Exercise:
The records that follow must be repeated verbatim, every one of them.
────────────────────────────────────────
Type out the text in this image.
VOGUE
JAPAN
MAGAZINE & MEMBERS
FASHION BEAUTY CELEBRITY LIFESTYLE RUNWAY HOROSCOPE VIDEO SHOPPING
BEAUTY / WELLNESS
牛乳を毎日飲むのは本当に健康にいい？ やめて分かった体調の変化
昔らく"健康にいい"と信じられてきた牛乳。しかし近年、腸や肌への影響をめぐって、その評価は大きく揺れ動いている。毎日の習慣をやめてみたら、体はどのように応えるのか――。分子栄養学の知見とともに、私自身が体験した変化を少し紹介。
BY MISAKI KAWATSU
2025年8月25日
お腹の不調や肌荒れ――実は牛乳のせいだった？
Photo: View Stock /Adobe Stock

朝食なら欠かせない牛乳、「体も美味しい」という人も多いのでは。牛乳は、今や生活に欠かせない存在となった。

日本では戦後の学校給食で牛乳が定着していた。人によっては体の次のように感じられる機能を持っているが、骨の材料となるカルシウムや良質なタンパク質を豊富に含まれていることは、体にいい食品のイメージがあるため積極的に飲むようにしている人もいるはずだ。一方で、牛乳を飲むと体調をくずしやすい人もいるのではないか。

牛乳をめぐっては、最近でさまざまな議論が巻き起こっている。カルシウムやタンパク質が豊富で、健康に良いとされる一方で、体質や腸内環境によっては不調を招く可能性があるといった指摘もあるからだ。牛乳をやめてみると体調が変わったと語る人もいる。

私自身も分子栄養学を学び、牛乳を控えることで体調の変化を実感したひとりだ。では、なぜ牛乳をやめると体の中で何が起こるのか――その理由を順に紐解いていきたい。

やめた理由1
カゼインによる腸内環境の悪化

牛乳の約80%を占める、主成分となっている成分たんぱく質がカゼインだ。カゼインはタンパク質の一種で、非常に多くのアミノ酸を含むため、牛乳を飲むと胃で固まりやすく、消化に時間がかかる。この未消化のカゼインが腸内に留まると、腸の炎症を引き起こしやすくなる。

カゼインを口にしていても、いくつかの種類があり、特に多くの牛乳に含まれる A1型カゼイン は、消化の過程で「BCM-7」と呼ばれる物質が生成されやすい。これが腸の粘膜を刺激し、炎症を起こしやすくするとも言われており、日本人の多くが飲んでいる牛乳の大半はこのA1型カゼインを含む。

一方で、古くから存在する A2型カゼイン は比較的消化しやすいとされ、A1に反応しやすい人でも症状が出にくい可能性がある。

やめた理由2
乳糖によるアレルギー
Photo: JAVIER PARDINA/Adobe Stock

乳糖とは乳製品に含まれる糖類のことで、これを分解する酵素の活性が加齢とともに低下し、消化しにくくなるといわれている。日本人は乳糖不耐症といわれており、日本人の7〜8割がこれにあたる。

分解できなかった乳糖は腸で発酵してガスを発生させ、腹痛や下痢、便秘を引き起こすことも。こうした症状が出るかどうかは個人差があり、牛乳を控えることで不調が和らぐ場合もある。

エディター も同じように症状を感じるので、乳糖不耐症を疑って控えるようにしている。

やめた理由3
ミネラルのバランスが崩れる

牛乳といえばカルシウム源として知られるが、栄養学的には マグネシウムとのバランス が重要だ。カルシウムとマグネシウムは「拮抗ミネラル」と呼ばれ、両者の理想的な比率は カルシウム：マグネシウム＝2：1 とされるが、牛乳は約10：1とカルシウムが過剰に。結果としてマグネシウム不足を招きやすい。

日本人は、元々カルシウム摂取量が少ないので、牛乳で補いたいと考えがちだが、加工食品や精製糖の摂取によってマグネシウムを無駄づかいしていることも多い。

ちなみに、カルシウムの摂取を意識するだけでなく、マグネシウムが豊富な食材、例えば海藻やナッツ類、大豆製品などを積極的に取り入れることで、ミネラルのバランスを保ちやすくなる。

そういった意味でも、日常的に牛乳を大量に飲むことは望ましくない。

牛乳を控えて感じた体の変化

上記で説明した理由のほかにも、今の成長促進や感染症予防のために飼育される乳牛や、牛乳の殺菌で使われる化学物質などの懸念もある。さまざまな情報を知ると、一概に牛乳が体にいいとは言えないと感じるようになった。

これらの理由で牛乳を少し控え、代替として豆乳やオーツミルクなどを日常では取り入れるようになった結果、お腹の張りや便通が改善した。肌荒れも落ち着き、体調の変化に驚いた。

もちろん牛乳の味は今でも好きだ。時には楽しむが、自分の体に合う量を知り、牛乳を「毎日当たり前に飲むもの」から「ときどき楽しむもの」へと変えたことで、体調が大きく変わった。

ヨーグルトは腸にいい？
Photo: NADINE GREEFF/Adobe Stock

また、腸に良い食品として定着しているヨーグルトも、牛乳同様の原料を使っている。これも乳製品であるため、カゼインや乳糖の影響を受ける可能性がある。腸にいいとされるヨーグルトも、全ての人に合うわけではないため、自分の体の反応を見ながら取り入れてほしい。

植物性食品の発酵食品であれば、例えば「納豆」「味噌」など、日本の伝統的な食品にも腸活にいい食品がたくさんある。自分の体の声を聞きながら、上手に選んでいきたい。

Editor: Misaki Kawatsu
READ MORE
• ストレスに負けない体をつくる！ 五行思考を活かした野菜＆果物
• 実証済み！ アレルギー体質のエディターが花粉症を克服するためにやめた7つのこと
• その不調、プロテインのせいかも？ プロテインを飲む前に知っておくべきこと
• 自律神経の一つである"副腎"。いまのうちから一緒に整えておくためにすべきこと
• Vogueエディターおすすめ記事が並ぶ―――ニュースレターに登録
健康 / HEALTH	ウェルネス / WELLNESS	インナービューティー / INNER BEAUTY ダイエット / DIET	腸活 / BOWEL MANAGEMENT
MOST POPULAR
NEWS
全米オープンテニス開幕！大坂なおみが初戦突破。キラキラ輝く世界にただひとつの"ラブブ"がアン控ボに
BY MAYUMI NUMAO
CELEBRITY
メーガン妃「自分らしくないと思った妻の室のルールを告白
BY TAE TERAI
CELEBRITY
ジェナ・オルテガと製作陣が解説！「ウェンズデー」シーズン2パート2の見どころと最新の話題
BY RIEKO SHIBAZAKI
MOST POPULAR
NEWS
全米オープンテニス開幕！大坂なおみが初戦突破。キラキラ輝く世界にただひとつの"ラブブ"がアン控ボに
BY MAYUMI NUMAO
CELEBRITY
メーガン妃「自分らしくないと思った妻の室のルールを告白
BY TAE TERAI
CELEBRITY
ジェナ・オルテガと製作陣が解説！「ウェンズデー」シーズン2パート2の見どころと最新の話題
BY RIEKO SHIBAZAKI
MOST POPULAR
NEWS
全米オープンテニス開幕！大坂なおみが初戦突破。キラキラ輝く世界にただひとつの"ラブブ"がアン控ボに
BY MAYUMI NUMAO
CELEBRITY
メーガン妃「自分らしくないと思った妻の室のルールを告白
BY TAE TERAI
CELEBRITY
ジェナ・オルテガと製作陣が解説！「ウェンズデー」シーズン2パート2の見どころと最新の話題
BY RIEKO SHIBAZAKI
────────────────────────────────────────
Problem solution:
Type out the text in this image.
VOGUE
JAPAN
MAGAZINE & MEMBERS
FASHION BEAUTY CELEBRITY LIFESTYLE RUNWAY HOROSCOPE VIDEO SHOPPING
BEAUTY / WELLNESS
牛乳を毎日飲むのは本当に健康にいい？ やめて分かった体調の変化
昔らく"健康にいい"と信じられてきた牛乳。しかし近年、腸や肌への影響をめぐって、その評価は大きく揺れ動いている。毎日の習慣をやめてみたら、体はどのように応えるのか――。分子栄養学の知見とともに、私自身が体験した変化を少し紹介。
BY MISAKI KAWATSU
2025年8月25日
お腹の不調や肌荒れ――実は牛乳のせいだった？
Photo: View Stock /Adobe Stock

朝食なら欠かせない牛乳、「体も美味しい」という人も多いのでは。牛乳は、今や生活に欠かせない存在となった。

日本では戦後の学校給食で牛乳が定着していた。人によっては体の次のように感じられる機能を持っているが、骨の材料となるカルシウムや良質なタンパク質を豊富に含まれていることは、体にいい食品のイメージがあるため積極的に飲むようにしている人もいるはずだ。一方で、牛乳を飲むと体調をくずしやすい人もいるのではないか。

牛乳をめぐっては、最近でさまざまな議論が巻き起こっている。カルシウムやタンパク質が豊富で、健康に良いとされる一方で、体質や腸内環境によっては不調を招く可能性があるといった指摘もあるからだ。牛乳をやめてみると体調が変わったと語る人もいる。

私自身も分子栄養学を学び、牛乳を控えることで体調の変化を実感したひとりだ。では、なぜ牛乳をやめると体の中で何が起こるのか――その理由を順に紐解いていきたい。

やめた理由1
カゼインによる腸内環境の悪化

牛乳の約80%を占める、主成分となっている成分たんぱく質がカゼインだ。カゼインはタンパク質の一種で、非常に多くのアミノ酸を含むため、牛乳を飲むと胃で固まりやすく、消化に時間がかかる。この未消化のカゼインが腸内に留まると、腸の炎症を引き起こしやすくなる。

カゼインを口にしていても、いくつかの種類があり、特に多くの牛乳に含まれる A1型カゼイン は、消化の過程で「BCM-7」と呼ばれる物質が生成されやすい。これが腸の粘膜を刺激し、炎症を起こしやすくするとも言われており、日本人の多くが飲んでいる牛乳の大半はこのA1型カゼインを含む。

一方で、古くから存在する A2型カゼイン は比較的消化しやすいとされ、A1に反応しやすい人でも症状が出にくい可能性がある。

やめた理由2
乳糖によるアレルギー
Photo: JAVIER PARDINA/Adobe Stock

乳糖とは乳製品に含まれる糖類のことで、これを分解する酵素の活性が加齢とともに低下し、消化しにくくなるといわれている。日本人は乳糖不耐症といわれており、日本人の7〜8割がこれにあたる。

分解できなかった乳糖は腸で発酵してガスを発生させ、腹痛や下痢、便秘を引き起こすことも。こうした症状が出るかどうかは個人差があり、牛乳を控えることで不調が和らぐ場合もある。

エディター も同じように症状を感じるので、乳糖不耐症を疑って控えるようにしている。

やめた理由3
ミネラルのバランスが崩れる

牛乳といえばカルシウム源として知られるが、栄養学的には マグネシウムとのバランス が重要だ。カルシウムとマグネシウムは「拮抗ミネラル」と呼ばれ、両者の理想的な比率は カルシウム：マグネシウム＝2：1 とされるが、牛乳は約10：1とカルシウムが過剰に。結果としてマグネシウム不足を招きやすい。

日本人は、元々カルシウム摂取量が少ないので、牛乳で補いたいと考えがちだが、加工食品や精製糖の摂取によってマグネシウムを無駄づかいしていることも多い。

ちなみに、カルシウムの摂取を意識するだけでなく、マグネシウムが豊富な食材、例えば海藻やナッツ類、大豆製品などを積極的に取り入れることで、ミネラルのバランスを保ちやすくなる。

そういった意味でも、日常的に牛乳を大量に飲むことは望ましくない。

牛乳を控えて感じた体の変化

上記で説明した理由のほかにも、今の成長促進や感染症予防のために飼育される乳牛や、牛乳の殺菌で使われる化学物質などの懸念もある。さまざまな情報を知ると、一概に牛乳が体にいいとは言えないと感じるようになった。

これらの理由で牛乳を少し控え、代替として豆乳やオーツミルクなどを日常では取り入れるようになった結果、お腹の張りや便通が改善した。肌荒れも落ち着き、体調の変化に驚いた。

もちろん牛乳の味は今でも好きだ。時には楽しむが、自分の体に合う量を知り、牛乳を「毎日当たり前に飲むもの」から「ときどき楽しむもの」へと変えたことで、体調が大きく変わった。

ヨーグルトは腸にいい？
Photo: NADINE GREEFF/Adobe Stock

また、腸に良い食品として定着しているヨーグルトも、牛乳同様の原料を使っている。これも乳製品であるため、カゼインや乳糖の影響を受ける可能性がある。腸にいいとされるヨーグルトも、全ての人に合うわけではないため、自分の体の反応を見ながら取り入れてほしい。

植物性食品の発酵食品であれば、例えば「納豆」「味噌」など、日本の伝統的な食品にも腸活にいい食品がたくさんある。自分の体の声を聞きながら、上手に選んでいきたい。

Editor: Misaki Kawatsu
READ MORE
• ストレスに負けない体をつくる！ 五行思考を活かした野菜＆果物
• 実証済み！ アレルギー体質のエディターが花粉症を克服するためにやめた7つのこと
• その不調、プロテインのせいかも？ プロテインを飲む前に知っておくべきこと
• 自律神経の一つである"副腎"。いまのうちから一緒に整えておくためにすべきこと
• Vogueエディターおすすめ記事が並ぶ―――ニュースレターに登録
健康 / HEALTH	ウェルネス / WELLNESS	インナービューティー / INNER BEAUTY ダイエット / DIET	腸活 / BOWEL MANAGEMENT
MOST POPULAR
NEWS
全米オープンテニス開幕！大坂なおみが初戦突破。キラキラ輝く世界にただひとつの"ラブブ"がアン控ボに
BY MAYUMI NUMAO
CELEBRITY
メーガン妃「自分らしくないと思った妻の室のルールを告白
BY TAE TERAI
CELEBRITY
ジェナ・オルテガと製作陣が解説！「ウェンズデー」シーズン2パート2の見どころと最新の話題
BY RIEKO SHIBAZAKI
MOST POPULAR
NEWS
全米オープンテニス開幕！大坂なおみが初戦突破。キラキラ輝く世界にただひとつの"ラブブ"がアン控ボに
BY MAYUMI NUMAO
CELEBRITY
メーガン妃「自分らしくないと思った妻の室のルールを告白
BY TAE TERAI
CELEBRITY
ジェナ・オルテガと製作陣が解説！「ウェンズデー」シーズン2パート2の見どころと最新の話題
BY RIEKO SHIBAZAKI
MOST POPULAR
NEWS
全米オープンテニス開幕！大坂なおみが初戦突破。キラキラ輝く世界にただひとつの"ラブブ"がアン控ボに
BY MAYUMI NUMAO
CELEBRITY
メーガン妃「自分らしくないと思った妻の室のルールを告白
BY TAE TERAI
CELEBRITY
ジェナ・オルテガと製作陣が解説！「ウェンズデー」シーズン2パート2の見どころと最新の話題
BY RIEKO SHIBAZAKI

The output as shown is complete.